• Required work
All entries must be extracted exactly, with nothing added or dropped.

• Items
***

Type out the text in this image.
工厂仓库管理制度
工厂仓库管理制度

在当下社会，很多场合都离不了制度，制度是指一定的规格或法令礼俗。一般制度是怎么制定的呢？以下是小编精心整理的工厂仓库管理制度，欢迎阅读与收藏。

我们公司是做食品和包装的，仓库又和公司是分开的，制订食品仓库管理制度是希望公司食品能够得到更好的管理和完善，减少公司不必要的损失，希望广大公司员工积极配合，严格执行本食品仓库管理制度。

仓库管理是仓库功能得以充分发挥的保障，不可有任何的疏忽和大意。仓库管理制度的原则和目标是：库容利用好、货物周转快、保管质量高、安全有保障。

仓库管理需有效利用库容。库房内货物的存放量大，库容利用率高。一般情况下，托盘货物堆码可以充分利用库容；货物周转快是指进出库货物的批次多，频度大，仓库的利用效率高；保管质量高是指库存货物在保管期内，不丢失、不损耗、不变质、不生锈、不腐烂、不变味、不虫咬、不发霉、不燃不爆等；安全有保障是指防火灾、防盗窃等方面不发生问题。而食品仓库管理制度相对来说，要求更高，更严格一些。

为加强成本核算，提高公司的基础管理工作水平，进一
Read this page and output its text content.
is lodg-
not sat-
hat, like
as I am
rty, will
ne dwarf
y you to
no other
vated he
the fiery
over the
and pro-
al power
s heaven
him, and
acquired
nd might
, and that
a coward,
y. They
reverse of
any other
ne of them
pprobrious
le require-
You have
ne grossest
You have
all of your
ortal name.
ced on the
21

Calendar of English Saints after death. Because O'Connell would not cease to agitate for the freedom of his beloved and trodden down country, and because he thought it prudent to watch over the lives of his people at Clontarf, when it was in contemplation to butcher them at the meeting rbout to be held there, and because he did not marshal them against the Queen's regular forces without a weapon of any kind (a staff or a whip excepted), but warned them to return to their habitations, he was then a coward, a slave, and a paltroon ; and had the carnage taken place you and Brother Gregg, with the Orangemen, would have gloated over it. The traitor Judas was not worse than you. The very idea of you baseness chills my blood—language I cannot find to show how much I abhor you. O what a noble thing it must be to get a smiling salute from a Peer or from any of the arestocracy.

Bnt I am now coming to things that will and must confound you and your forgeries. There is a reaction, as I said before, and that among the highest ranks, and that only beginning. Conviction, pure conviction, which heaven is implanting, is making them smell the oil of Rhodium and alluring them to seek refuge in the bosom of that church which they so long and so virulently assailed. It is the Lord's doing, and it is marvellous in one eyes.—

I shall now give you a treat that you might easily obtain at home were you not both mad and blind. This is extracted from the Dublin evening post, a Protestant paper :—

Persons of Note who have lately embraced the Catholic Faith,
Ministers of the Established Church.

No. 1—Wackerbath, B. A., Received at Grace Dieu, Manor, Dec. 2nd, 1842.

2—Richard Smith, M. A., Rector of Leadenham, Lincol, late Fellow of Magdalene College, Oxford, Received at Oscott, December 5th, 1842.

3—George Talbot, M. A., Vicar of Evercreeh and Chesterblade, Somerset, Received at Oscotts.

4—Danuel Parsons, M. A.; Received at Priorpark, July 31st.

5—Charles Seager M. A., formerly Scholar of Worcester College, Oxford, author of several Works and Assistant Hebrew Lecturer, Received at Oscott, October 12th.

***

• Reply
Type out the text in this image.
工厂仓库管理制度
工厂仓库管理制度

在当下社会，很多场合都离不了制度，制度是指一定的规格或法令礼俗。一般制度是怎么制定的呢？以下是小编精心整理的工厂仓库管理制度，欢迎阅读与收藏。

我们公司是做食品和包装的，仓库又和公司是分开的，制订食品仓库管理制度是希望公司食品能够得到更好的管理和完善，减少公司不必要的损失，希望广大公司员工积极配合，严格执行本食品仓库管理制度。

仓库管理是仓库功能得以充分发挥的保障，不可有任何的疏忽和大意。仓库管理制度的原则和目标是：库容利用好、货物周转快、保管质量高、安全有保障。

仓库管理需有效利用库容。库房内货物的存放量大，库容利用率高。一般情况下，托盘货物堆码可以充分利用库容；货物周转快是指进出库货物的批次多，频度大，仓库的利用效率高；保管质量高是指库存货物在保管期内，不丢失、不损耗、不变质、不生锈、不腐烂、不变味、不虫咬、不发霉、不燃不爆等；安全有保障是指防火灾、防盗窃等方面不发生问题。而食品仓库管理制度相对来说，要求更高，更严格一些。

为加强成本核算，提高公司的基础管理工作水平，进一
Read this page and output its text content.
is lodg-
not sat-
hat, like
as I am
rty, will
ne dwarf
y you to
no other
vated he
the fiery
over the
and pro-
al power
s heaven
him, and
acquired
nd might
, and that
a coward,
y. They
reverse of
any other
ne of them
pprobrious
le require-
You have
ne grossest
You have
all of your
ortal name.
ced on the
21

Calendar of English Saints after death. Because O'Connell would not cease to agitate for the freedom of his beloved and trodden down country, and because he thought it prudent to watch over the lives of his people at Clontarf, when it was in contemplation to butcher them at the meeting rbout to be held there, and because he did not marshal them against the Queen's regular forces without a weapon of any kind (a staff or a whip excepted), but warned them to return to their habitations, he was then a coward, a slave, and a paltroon ; and had the carnage taken place you and Brother Gregg, with the Orangemen, would have gloated over it. The traitor Judas was not worse than you. The very idea of you baseness chills my blood—language I cannot find to show how much I abhor you. O what a noble thing it must be to get a smiling salute from a Peer or from any of the arestocracy.

Bnt I am now coming to things that will and must confound you and your forgeries. There is a reaction, as I said before, and that among the highest ranks, and that only beginning. Conviction, pure conviction, which heaven is implanting, is making them smell the oil of Rhodium and alluring them to seek refuge in the bosom of that church which they so long and so virulently assailed. It is the Lord's doing, and it is marvellous in one eyes.—

I shall now give you a treat that you might easily obtain at home were you not both mad and blind. This is extracted from the Dublin evening post, a Protestant paper :—

Persons of Note who have lately embraced the Catholic Faith,
Ministers of the Established Church.

No. 1—Wackerbath, B. A., Received at Grace Dieu, Manor, Dec. 2nd, 1842.

2—Richard Smith, M. A., Rector of Leadenham, Lincol, late Fellow of Magdalene College, Oxford, Received at Oscott, December 5th, 1842.

3—George Talbot, M. A., Vicar of Evercreeh and Chesterblade, Somerset, Received at Oscotts.

4—Danuel Parsons, M. A.; Received at Priorpark, July 31st.

5—Charles Seager M. A., formerly Scholar of Worcester College, Oxford, author of several Works and Assistant Hebrew Lecturer, Received at Oscott, October 12th.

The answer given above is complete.